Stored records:
┄┄┄┄┄┄

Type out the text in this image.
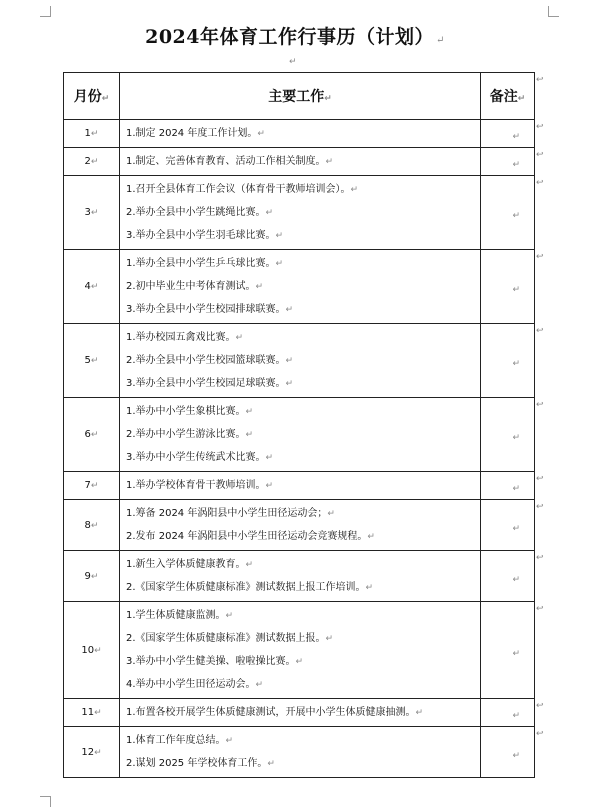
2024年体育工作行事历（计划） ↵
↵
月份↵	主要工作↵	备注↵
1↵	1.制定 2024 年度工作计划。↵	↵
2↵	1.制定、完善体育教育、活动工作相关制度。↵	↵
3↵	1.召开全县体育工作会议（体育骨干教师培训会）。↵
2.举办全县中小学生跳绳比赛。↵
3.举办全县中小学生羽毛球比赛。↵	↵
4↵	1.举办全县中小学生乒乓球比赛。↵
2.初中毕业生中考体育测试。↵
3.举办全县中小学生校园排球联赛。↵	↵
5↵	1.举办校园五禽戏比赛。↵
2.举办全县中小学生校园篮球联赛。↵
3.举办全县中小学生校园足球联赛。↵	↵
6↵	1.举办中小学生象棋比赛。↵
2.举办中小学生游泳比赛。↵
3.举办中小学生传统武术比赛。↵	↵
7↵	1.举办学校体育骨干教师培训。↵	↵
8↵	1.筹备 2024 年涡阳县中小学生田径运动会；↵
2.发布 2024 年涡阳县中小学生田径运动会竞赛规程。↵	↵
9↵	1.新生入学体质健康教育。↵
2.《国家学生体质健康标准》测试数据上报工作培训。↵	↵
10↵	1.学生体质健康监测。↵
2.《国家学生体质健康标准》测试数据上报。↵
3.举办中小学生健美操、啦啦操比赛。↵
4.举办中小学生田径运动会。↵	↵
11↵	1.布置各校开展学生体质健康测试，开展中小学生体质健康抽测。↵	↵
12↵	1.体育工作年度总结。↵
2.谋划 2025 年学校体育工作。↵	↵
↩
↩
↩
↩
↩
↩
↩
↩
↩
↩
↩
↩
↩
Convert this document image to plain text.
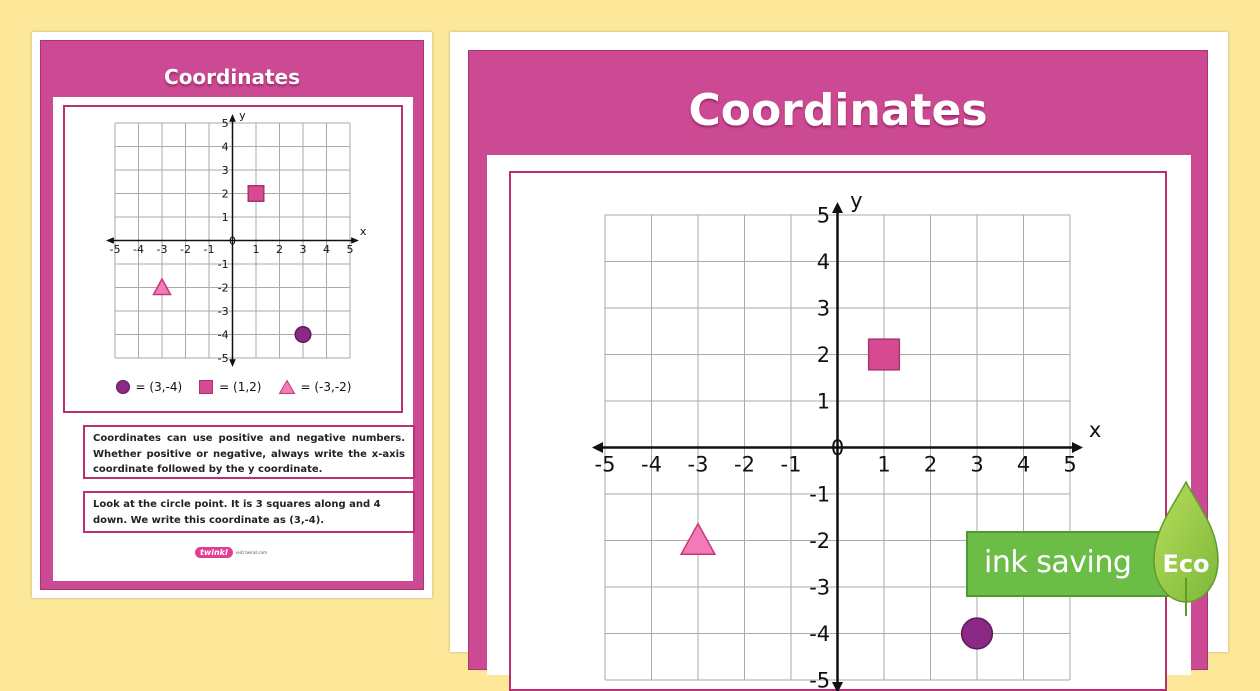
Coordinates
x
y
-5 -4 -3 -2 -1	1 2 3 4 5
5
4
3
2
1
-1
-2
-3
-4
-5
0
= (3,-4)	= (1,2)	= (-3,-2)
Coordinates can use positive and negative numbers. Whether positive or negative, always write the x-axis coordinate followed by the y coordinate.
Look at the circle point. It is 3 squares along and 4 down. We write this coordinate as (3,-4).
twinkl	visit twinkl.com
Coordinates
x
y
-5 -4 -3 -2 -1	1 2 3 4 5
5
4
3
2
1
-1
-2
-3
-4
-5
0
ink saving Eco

┄┄┄┄┄┄

DIRECTION: Find the line that contains "Convert this document image to plain text.", then write out that line and every line after it through the end of the records, exactly. Leave the pictures out.

COMPLETED TASK:
Convert this document image to plain text.
Coordinates
x
y
-5 -4 -3 -2 -1	1 2 3 4 5
5
4
3
2
1
-1
-2
-3
-4
-5
0
= (3,-4)	= (1,2)	= (-3,-2)
Coordinates can use positive and negative numbers. Whether positive or negative, always write the x-axis coordinate followed by the y coordinate.
Look at the circle point. It is 3 squares along and 4 down. We write this coordinate as (3,-4).
twinkl	visit twinkl.com
Coordinates
x
y
-5 -4 -3 -2 -1	1 2 3 4 5
5
4
3
2
1
-1
-2
-3
-4
-5
0
ink saving Eco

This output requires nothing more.